PROVIDED RECORDS:
------------------------------
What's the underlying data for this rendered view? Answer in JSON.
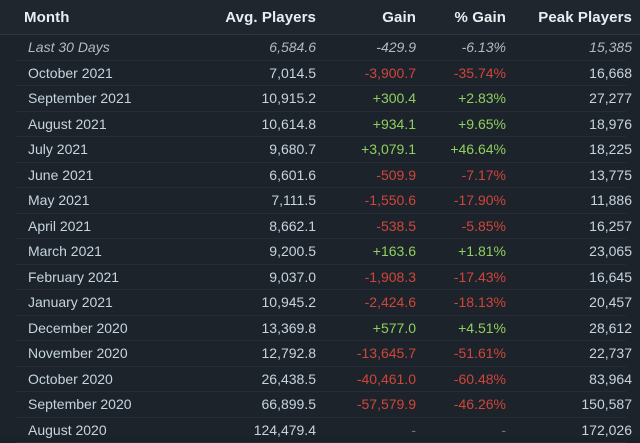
{
  "table": {
    "headers": {
      "month": "Month",
      "avg_players": "Avg. Players",
      "gain": "Gain",
      "pct_gain": "% Gain",
      "peak_players": "Peak Players"
    },
    "rows": [
      {
        "month": "Last 30 Days",
        "avg": "6,584.6",
        "gain": "-429.9",
        "pct": "-6.13%",
        "peak": "15,385",
        "trend": "neg",
        "italic": true
      },
      {
        "month": "October 2021",
        "avg": "7,014.5",
        "gain": "-3,900.7",
        "pct": "-35.74%",
        "peak": "16,668",
        "trend": "neg",
        "italic": false
      },
      {
        "month": "September 2021",
        "avg": "10,915.2",
        "gain": "+300.4",
        "pct": "+2.83%",
        "peak": "27,277",
        "trend": "pos",
        "italic": false
      },
      {
        "month": "August 2021",
        "avg": "10,614.8",
        "gain": "+934.1",
        "pct": "+9.65%",
        "peak": "18,976",
        "trend": "pos",
        "italic": false
      },
      {
        "month": "July 2021",
        "avg": "9,680.7",
        "gain": "+3,079.1",
        "pct": "+46.64%",
        "peak": "18,225",
        "trend": "pos",
        "italic": false
      },
      {
        "month": "June 2021",
        "avg": "6,601.6",
        "gain": "-509.9",
        "pct": "-7.17%",
        "peak": "13,775",
        "trend": "neg",
        "italic": false
      },
      {
        "month": "May 2021",
        "avg": "7,111.5",
        "gain": "-1,550.6",
        "pct": "-17.90%",
        "peak": "11,886",
        "trend": "neg",
        "italic": false
      },
      {
        "month": "April 2021",
        "avg": "8,662.1",
        "gain": "-538.5",
        "pct": "-5.85%",
        "peak": "16,257",
        "trend": "neg",
        "italic": false
      },
      {
        "month": "March 2021",
        "avg": "9,200.5",
        "gain": "+163.6",
        "pct": "+1.81%",
        "peak": "23,065",
        "trend": "pos",
        "italic": false
      },
      {
        "month": "February 2021",
        "avg": "9,037.0",
        "gain": "-1,908.3",
        "pct": "-17.43%",
        "peak": "16,645",
        "trend": "neg",
        "italic": false
      },
      {
        "month": "January 2021",
        "avg": "10,945.2",
        "gain": "-2,424.6",
        "pct": "-18.13%",
        "peak": "20,457",
        "trend": "neg",
        "italic": false
      },
      {
        "month": "December 2020",
        "avg": "13,369.8",
        "gain": "+577.0",
        "pct": "+4.51%",
        "peak": "28,612",
        "trend": "pos",
        "italic": false
      },
      {
        "month": "November 2020",
        "avg": "12,792.8",
        "gain": "-13,645.7",
        "pct": "-51.61%",
        "peak": "22,737",
        "trend": "neg",
        "italic": false
      },
      {
        "month": "October 2020",
        "avg": "26,438.5",
        "gain": "-40,461.0",
        "pct": "-60.48%",
        "peak": "83,964",
        "trend": "neg",
        "italic": false
      },
      {
        "month": "September 2020",
        "avg": "66,899.5",
        "gain": "-57,579.9",
        "pct": "-46.26%",
        "peak": "150,587",
        "trend": "neg",
        "italic": false
      },
      {
        "month": "August 2020",
        "avg": "124,479.4",
        "gain": "-",
        "pct": "-",
        "peak": "172,026",
        "trend": "none",
        "italic": false
      }
    ]
  },
  "colors": {
    "positive": "#8fd05f",
    "negative": "#d0453a",
    "background": "#1d232b"
  }
}
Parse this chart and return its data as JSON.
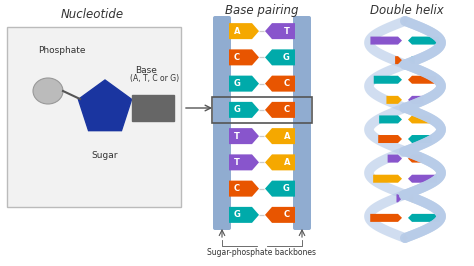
------------------------------
TASK: Every record above should come back exactly, but without its pictures.

ANSWER TO THIS EXERCISE:
What's the underlying data for this rendered view? Answer in JSON.
{
  "table": {
    "headers": {
      "month": "Month",
      "avg_players": "Avg. Players",
      "gain": "Gain",
      "pct_gain": "% Gain",
      "peak_players": "Peak Players"
    },
    "rows": [
      {
        "month": "Last 30 Days",
        "avg": "6,584.6",
        "gain": "-429.9",
        "pct": "-6.13%",
        "peak": "15,385",
        "trend": "neg",
        "italic": true
      },
      {
        "month": "October 2021",
        "avg": "7,014.5",
        "gain": "-3,900.7",
        "pct": "-35.74%",
        "peak": "16,668",
        "trend": "neg",
        "italic": false
      },
      {
        "month": "September 2021",
        "avg": "10,915.2",
        "gain": "+300.4",
        "pct": "+2.83%",
        "peak": "27,277",
        "trend": "pos",
        "italic": false
      },
      {
        "month": "August 2021",
        "avg": "10,614.8",
        "gain": "+934.1",
        "pct": "+9.65%",
        "peak": "18,976",
        "trend": "pos",
        "italic": false
      },
      {
        "month": "July 2021",
        "avg": "9,680.7",
        "gain": "+3,079.1",
        "pct": "+46.64%",
        "peak": "18,225",
        "trend": "pos",
        "italic": false
      },
      {
        "month": "June 2021",
        "avg": "6,601.6",
        "gain": "-509.9",
        "pct": "-7.17%",
        "peak": "13,775",
        "trend": "neg",
        "italic": false
      },
      {
        "month": "May 2021",
        "avg": "7,111.5",
        "gain": "-1,550.6",
        "pct": "-17.90%",
        "peak": "11,886",
        "trend": "neg",
        "italic": false
      },
      {
        "month": "April 2021",
        "avg": "8,662.1",
        "gain": "-538.5",
        "pct": "-5.85%",
        "peak": "16,257",
        "trend": "neg",
        "italic": false
      },
      {
        "month": "March 2021",
        "avg": "9,200.5",
        "gain": "+163.6",
        "pct": "+1.81%",
        "peak": "23,065",
        "trend": "pos",
        "italic": false
      },
      {
        "month": "February 2021",
        "avg": "9,037.0",
        "gain": "-1,908.3",
        "pct": "-17.43%",
        "peak": "16,645",
        "trend": "neg",
        "italic": false
      },
      {
        "month": "January 2021",
        "avg": "10,945.2",
        "gain": "-2,424.6",
        "pct": "-18.13%",
        "peak": "20,457",
        "trend": "neg",
        "italic": false
      },
      {
        "month": "December 2020",
        "avg": "13,369.8",
        "gain": "+577.0",
        "pct": "+4.51%",
        "peak": "28,612",
        "trend": "pos",
        "italic": false
      },
      {
        "month": "November 2020",
        "avg": "12,792.8",
        "gain": "-13,645.7",
        "pct": "-51.61%",
        "peak": "22,737",
        "trend": "neg",
        "italic": false
      },
      {
        "month": "October 2020",
        "avg": "26,438.5",
        "gain": "-40,461.0",
        "pct": "-60.48%",
        "peak": "83,964",
        "trend": "neg",
        "italic": false
      },
      {
        "month": "September 2020",
        "avg": "66,899.5",
        "gain": "-57,579.9",
        "pct": "-46.26%",
        "peak": "150,587",
        "trend": "neg",
        "italic": false
      },
      {
        "month": "August 2020",
        "avg": "124,479.4",
        "gain": "-",
        "pct": "-",
        "peak": "172,026",
        "trend": "none",
        "italic": false
      }
    ]
  },
  "colors": {
    "positive": "#8fd05f",
    "negative": "#d0453a",
    "background": "#1d232b"
  }
}
Parse this chart and return its data as JSON.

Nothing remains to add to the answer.